Keep only the lines of the listing that include the word "receptacle", and copy them.

---- Information supplied

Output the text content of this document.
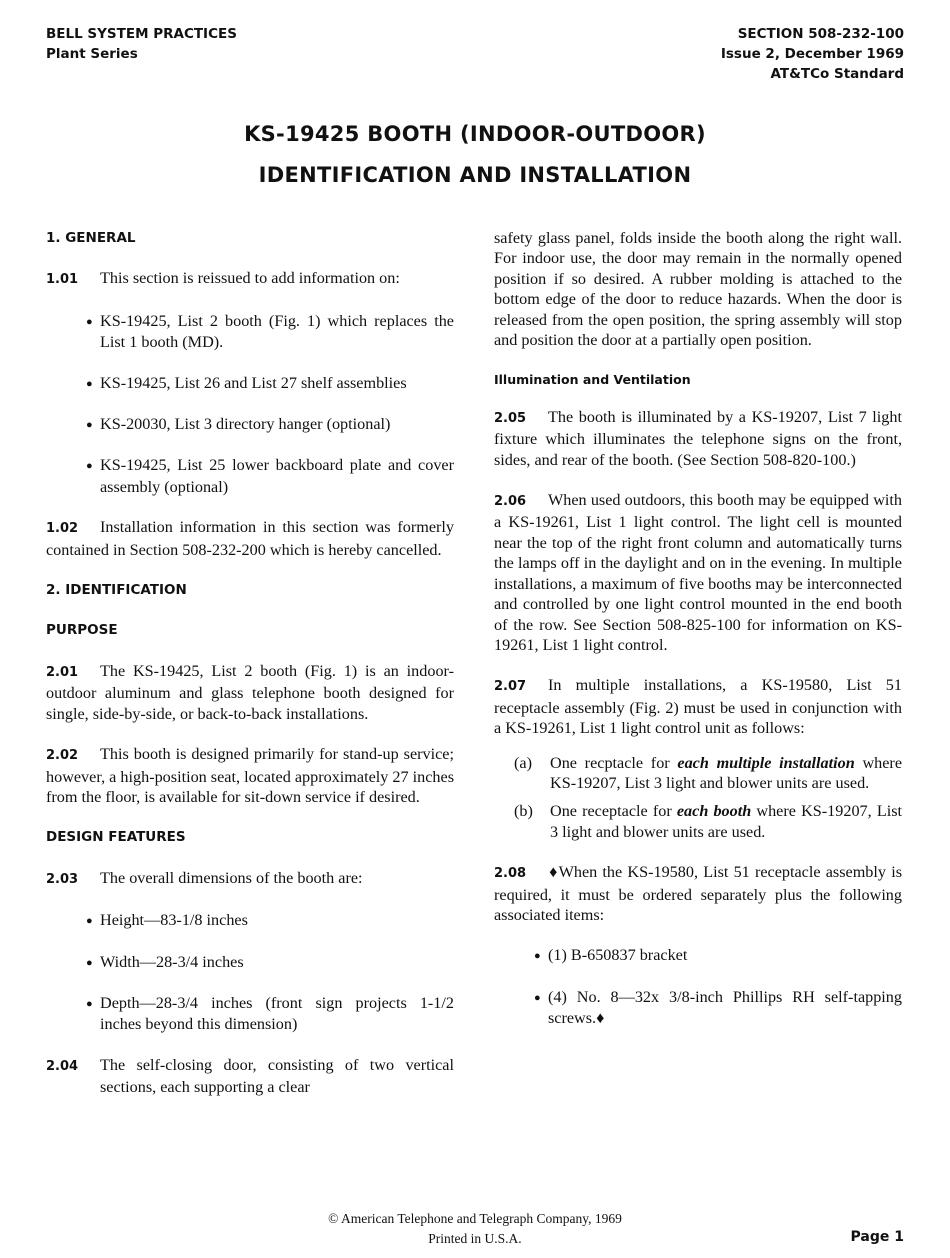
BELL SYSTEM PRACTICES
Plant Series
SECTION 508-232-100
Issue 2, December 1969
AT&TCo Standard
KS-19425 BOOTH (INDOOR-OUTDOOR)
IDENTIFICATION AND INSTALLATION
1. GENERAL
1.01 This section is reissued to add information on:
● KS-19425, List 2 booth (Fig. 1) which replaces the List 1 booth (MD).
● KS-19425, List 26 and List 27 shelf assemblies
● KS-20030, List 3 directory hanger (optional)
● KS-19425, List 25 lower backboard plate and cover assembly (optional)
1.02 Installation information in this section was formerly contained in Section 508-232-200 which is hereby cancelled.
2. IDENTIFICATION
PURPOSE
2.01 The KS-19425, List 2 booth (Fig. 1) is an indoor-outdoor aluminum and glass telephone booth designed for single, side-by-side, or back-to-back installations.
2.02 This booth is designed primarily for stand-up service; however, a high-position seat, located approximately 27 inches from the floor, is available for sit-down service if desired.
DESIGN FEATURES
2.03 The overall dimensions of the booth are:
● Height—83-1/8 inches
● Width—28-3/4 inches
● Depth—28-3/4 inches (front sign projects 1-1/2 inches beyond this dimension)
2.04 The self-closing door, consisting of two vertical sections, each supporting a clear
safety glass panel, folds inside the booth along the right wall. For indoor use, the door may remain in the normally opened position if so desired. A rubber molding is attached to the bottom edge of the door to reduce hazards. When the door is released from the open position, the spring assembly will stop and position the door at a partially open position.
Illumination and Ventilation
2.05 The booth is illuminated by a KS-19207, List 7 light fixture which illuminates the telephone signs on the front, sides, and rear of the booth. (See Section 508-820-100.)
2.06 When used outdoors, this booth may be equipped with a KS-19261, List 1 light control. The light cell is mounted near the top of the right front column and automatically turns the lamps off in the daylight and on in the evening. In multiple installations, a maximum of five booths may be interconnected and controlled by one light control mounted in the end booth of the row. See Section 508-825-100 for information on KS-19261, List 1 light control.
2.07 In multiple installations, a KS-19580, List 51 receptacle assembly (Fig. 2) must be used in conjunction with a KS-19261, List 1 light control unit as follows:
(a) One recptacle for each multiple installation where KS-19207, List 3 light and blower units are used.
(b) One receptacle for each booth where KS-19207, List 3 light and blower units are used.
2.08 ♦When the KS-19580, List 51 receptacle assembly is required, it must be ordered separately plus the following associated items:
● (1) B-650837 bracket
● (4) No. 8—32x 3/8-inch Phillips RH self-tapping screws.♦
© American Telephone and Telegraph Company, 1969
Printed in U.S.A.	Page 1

--------
---- Information supplied

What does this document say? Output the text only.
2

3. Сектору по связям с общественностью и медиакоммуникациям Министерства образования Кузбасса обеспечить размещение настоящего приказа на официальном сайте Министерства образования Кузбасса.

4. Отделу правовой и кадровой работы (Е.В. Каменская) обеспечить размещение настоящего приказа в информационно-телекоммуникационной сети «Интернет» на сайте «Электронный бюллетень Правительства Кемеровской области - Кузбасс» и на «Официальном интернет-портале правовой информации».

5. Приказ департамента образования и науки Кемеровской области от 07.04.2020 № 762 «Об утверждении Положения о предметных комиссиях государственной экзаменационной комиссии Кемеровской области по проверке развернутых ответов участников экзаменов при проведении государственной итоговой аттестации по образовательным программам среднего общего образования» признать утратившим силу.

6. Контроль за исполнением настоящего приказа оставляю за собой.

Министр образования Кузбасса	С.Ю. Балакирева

--------

Task solution:
2.07 In multiple installations, a KS-19580, List 51 receptacle assembly (Fig. 2) must be used in conjunction with a KS-19261, List 1 light control unit as follows:
(b) One receptacle for each booth where KS-19207, List 3 light and blower units are used.
2.08 ♦When the KS-19580, List 51 receptacle assembly is required, it must be ordered separately plus the following associated items:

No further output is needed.